▸ AIM
Search the records below for the word "screenshot" and show every line where it occurs.

━━━

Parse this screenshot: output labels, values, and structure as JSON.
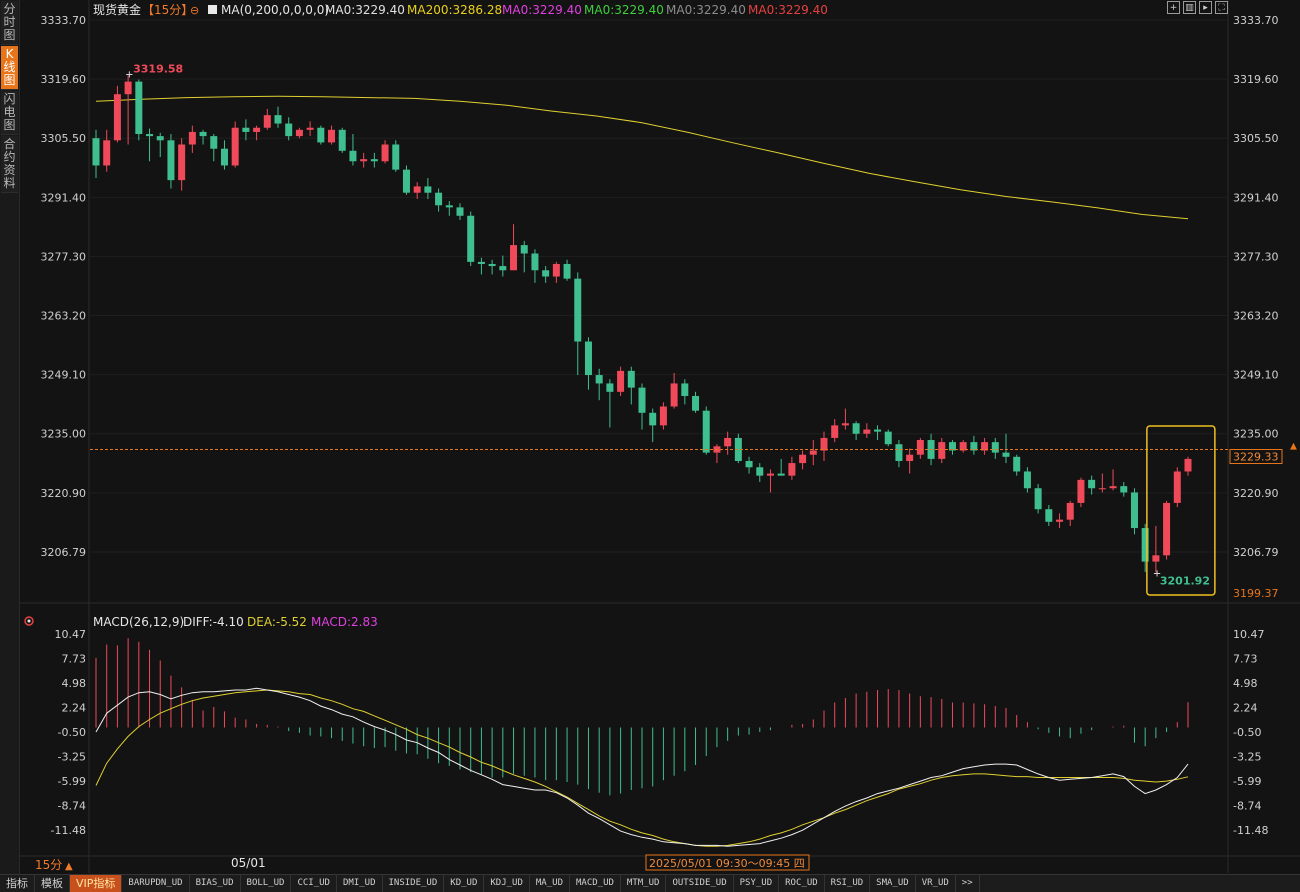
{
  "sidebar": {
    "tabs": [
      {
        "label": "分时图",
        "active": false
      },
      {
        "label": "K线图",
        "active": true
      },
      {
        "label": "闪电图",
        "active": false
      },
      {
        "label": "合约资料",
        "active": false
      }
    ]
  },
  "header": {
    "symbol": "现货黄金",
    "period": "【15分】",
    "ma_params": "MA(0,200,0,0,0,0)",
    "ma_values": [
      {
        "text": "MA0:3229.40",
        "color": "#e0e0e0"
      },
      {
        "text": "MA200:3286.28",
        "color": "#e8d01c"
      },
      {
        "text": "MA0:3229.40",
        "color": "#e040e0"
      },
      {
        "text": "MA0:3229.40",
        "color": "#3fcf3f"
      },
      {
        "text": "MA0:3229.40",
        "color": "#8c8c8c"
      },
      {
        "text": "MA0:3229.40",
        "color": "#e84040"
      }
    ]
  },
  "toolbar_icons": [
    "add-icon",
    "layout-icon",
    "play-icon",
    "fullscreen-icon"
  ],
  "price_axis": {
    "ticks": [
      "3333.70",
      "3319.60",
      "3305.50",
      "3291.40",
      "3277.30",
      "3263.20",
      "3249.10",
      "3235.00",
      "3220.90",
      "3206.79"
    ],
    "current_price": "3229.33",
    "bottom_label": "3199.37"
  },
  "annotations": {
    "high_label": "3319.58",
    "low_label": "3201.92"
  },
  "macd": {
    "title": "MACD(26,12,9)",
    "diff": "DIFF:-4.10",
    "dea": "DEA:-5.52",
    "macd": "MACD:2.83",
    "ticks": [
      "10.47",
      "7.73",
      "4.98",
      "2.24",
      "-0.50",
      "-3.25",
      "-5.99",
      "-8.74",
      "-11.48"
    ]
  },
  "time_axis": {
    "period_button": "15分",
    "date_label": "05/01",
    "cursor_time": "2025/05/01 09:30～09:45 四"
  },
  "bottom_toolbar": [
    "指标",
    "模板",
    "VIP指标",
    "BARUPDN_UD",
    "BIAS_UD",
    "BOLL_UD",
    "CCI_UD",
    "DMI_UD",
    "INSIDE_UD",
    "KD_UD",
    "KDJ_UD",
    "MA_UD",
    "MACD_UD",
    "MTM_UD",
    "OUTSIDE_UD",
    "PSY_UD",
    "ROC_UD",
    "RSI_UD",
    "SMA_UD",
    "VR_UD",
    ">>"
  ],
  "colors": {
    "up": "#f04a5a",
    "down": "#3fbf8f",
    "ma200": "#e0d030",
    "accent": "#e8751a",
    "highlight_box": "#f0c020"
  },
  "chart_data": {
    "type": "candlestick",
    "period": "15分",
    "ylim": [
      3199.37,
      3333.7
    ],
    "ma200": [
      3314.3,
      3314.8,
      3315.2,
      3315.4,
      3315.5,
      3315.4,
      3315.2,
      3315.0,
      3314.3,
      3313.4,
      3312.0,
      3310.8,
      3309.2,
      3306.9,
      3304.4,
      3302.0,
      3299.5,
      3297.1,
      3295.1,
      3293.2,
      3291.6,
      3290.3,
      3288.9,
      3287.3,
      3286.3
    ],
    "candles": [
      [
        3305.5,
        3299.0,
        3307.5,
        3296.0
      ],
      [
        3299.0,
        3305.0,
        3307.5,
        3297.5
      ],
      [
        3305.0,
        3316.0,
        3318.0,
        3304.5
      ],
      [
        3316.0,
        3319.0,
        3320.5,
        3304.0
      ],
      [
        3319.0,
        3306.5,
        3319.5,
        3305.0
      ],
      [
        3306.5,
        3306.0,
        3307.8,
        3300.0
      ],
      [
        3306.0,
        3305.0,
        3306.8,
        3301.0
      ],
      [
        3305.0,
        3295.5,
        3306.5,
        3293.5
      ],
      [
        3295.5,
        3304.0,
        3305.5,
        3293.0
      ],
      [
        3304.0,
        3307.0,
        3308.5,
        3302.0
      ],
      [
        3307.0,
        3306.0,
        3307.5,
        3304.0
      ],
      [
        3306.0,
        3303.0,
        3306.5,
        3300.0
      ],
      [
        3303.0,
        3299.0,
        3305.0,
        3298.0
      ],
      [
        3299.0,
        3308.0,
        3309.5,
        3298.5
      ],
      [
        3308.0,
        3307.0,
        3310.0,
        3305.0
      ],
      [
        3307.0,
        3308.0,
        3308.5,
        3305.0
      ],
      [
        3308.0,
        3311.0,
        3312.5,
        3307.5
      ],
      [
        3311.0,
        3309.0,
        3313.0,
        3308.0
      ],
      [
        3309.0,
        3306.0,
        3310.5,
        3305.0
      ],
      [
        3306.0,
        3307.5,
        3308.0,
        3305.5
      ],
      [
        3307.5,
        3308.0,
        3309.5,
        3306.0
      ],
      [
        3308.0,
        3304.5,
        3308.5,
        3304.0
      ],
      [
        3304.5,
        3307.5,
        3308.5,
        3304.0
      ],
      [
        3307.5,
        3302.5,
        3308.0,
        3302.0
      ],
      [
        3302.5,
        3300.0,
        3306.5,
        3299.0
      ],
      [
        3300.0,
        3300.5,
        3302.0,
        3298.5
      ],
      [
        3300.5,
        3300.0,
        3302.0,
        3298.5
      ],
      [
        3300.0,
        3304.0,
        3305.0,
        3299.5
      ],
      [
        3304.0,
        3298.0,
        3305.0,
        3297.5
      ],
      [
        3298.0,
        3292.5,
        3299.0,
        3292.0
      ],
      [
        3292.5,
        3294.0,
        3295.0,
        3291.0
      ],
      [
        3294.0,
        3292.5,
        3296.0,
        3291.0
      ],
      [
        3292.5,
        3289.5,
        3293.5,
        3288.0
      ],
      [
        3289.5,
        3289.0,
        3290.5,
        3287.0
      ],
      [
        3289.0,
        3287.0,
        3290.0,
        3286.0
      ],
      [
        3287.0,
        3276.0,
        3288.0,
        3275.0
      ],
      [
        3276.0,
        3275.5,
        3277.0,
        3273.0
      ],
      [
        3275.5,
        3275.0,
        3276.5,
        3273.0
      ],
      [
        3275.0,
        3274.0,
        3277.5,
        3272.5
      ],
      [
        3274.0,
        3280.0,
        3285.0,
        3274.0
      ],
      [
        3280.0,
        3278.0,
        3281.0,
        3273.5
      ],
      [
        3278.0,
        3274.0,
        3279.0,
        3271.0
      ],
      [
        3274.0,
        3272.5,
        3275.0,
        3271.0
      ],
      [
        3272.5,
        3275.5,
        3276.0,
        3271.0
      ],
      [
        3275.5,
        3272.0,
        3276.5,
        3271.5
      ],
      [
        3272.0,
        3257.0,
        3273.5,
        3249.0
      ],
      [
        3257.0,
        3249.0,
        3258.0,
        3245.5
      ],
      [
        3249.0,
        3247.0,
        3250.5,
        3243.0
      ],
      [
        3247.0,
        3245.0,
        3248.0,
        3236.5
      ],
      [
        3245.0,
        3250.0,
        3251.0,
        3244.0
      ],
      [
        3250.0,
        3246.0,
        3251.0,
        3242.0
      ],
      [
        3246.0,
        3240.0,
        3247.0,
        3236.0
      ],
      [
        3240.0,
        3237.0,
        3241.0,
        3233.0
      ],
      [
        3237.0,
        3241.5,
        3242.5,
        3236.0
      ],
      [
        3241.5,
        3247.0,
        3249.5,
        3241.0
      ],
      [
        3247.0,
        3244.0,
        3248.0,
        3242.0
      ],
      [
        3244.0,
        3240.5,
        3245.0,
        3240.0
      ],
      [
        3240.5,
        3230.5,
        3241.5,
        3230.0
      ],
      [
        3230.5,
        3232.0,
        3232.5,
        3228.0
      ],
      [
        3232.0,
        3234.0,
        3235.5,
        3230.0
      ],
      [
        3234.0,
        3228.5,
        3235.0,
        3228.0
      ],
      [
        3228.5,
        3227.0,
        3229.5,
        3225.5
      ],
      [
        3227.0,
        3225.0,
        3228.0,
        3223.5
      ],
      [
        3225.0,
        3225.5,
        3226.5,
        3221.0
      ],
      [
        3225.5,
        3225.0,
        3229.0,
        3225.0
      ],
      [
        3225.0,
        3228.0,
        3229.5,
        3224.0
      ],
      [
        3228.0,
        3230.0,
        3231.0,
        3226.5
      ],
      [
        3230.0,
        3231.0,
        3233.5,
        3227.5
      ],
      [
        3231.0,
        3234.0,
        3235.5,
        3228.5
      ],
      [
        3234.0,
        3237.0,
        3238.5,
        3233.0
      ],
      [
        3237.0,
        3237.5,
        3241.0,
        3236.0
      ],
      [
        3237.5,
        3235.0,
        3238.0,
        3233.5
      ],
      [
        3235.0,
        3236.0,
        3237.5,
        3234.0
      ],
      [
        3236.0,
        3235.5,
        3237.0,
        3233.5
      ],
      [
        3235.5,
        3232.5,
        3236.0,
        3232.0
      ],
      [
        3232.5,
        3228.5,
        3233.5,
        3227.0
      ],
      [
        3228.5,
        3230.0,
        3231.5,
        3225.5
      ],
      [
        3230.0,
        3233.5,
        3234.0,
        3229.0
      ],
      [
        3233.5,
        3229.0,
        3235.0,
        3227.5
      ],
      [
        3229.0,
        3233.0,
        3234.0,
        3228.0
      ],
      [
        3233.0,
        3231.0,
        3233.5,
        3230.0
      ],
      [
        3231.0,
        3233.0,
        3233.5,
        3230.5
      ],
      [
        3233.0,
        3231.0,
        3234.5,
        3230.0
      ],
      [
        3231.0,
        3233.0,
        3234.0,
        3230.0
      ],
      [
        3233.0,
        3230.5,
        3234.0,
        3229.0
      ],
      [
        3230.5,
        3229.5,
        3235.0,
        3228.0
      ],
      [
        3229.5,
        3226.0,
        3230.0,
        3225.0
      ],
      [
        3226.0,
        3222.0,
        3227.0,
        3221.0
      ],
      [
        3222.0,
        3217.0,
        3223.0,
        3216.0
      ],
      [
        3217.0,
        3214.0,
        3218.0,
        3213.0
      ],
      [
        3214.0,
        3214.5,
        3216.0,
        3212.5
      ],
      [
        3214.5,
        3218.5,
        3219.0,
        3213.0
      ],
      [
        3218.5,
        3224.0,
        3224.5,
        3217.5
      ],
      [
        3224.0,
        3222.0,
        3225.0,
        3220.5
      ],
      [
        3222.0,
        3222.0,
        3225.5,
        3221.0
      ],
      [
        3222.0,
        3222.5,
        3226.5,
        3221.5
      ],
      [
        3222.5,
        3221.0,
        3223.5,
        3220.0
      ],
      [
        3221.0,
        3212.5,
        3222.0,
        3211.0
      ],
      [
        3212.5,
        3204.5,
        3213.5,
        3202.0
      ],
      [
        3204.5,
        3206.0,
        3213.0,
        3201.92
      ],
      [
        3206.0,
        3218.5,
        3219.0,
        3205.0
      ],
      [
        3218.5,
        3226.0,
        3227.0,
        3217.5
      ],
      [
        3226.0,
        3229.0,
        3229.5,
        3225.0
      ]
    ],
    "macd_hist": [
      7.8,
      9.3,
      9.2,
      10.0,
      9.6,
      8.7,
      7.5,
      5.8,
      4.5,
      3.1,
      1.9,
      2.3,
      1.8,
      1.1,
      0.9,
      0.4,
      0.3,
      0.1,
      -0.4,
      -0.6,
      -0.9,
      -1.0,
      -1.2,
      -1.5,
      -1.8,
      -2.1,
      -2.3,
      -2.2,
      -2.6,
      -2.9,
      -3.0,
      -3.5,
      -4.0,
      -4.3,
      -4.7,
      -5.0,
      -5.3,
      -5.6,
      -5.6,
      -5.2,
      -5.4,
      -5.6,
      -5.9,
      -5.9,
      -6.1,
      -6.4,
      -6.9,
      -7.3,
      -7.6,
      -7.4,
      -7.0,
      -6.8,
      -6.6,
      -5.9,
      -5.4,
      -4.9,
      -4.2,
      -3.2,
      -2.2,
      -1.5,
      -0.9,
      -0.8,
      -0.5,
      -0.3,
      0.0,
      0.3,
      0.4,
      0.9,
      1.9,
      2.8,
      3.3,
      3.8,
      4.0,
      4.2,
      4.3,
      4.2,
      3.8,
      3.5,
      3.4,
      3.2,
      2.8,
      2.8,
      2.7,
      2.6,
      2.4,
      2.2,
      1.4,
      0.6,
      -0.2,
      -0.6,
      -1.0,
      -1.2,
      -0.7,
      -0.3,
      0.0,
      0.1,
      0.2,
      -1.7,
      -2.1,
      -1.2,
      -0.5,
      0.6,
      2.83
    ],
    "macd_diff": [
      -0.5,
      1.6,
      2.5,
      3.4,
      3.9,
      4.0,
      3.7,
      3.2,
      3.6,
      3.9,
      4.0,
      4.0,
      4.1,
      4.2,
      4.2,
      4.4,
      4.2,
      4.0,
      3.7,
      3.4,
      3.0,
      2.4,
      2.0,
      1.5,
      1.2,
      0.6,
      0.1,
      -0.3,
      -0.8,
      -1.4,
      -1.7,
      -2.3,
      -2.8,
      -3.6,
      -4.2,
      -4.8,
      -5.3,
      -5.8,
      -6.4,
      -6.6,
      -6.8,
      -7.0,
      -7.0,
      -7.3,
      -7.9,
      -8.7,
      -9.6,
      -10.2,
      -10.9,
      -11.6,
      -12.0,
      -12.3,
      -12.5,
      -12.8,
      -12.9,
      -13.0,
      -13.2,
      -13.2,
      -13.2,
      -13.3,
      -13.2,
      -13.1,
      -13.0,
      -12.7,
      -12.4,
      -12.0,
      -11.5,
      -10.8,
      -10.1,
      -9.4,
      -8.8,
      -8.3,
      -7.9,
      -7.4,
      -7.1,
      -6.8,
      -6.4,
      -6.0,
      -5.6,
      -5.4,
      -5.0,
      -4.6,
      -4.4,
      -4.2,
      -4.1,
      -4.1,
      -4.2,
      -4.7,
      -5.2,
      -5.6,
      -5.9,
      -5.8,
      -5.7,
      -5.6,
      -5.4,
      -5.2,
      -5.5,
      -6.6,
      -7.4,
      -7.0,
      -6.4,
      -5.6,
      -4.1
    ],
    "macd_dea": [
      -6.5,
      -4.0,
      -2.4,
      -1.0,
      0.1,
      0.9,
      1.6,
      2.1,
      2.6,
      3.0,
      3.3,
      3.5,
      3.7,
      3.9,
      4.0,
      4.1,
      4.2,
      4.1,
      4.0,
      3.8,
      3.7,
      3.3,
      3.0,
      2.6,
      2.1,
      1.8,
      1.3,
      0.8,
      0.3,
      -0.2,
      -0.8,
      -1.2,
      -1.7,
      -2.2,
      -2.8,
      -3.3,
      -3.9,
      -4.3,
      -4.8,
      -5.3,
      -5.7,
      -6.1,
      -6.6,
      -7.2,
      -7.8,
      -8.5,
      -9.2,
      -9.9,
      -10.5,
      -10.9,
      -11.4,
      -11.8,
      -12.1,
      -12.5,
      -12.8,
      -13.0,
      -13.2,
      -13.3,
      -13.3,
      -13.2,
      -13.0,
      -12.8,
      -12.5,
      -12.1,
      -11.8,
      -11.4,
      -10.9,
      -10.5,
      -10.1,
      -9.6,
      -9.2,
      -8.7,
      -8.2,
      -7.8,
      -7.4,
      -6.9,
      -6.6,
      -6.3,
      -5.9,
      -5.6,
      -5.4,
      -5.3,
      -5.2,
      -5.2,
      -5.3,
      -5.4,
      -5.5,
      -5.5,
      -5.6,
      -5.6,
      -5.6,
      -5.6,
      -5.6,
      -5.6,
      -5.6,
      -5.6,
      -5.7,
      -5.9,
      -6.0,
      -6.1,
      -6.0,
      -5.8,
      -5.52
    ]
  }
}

━━━

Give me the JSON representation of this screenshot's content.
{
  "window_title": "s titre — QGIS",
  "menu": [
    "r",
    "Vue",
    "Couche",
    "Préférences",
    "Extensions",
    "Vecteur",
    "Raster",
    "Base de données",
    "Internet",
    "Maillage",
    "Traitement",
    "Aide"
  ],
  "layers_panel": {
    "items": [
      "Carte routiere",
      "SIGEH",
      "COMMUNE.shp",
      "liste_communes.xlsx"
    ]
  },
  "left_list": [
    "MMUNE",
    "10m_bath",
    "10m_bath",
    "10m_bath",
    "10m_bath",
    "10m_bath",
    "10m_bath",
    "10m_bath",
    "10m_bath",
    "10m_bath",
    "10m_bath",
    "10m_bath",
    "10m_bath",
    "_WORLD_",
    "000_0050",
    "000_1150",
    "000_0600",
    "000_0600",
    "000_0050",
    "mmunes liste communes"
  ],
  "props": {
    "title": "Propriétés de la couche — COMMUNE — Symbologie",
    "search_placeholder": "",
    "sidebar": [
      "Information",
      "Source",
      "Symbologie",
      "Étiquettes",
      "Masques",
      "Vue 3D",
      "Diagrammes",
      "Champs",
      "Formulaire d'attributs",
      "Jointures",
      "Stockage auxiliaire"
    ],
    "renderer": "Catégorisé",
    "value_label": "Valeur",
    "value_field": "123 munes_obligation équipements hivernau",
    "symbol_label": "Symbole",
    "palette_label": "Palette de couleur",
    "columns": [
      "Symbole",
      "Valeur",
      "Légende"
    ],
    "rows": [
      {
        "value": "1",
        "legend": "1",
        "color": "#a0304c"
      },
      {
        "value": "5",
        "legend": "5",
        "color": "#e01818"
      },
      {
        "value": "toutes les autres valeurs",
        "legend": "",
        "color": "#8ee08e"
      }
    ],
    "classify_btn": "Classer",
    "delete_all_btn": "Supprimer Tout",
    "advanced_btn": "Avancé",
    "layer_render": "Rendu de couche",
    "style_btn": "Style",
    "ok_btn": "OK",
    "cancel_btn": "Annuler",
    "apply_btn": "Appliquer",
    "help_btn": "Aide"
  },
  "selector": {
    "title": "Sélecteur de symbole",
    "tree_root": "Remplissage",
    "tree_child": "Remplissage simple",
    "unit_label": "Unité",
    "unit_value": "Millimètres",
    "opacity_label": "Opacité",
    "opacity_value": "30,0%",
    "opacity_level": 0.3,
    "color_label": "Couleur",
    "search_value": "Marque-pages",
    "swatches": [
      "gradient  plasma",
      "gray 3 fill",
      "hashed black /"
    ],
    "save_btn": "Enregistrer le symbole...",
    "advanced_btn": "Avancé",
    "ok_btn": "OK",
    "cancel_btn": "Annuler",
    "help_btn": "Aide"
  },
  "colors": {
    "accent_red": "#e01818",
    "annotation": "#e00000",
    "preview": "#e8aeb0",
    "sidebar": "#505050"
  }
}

━━━

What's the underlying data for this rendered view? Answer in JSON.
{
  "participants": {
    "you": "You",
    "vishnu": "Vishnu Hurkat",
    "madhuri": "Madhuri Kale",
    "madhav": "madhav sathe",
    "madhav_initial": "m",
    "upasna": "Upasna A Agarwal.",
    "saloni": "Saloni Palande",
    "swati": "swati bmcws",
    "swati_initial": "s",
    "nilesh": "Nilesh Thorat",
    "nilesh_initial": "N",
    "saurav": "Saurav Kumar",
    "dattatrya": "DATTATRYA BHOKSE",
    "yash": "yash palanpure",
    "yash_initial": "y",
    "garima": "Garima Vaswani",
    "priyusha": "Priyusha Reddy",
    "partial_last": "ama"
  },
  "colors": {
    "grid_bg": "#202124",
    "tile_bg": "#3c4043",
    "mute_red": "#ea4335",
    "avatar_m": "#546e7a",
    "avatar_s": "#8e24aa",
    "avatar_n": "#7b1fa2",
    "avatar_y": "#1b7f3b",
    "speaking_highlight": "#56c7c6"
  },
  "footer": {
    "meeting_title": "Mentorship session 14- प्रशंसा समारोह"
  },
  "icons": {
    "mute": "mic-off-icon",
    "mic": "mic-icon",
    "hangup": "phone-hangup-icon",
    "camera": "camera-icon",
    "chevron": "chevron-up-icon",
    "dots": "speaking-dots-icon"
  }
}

━━━

▸ RESULT
Parse this screenshot: output labels, values, and structure as JSON.
Give me the JSON representation of this screenshot's content.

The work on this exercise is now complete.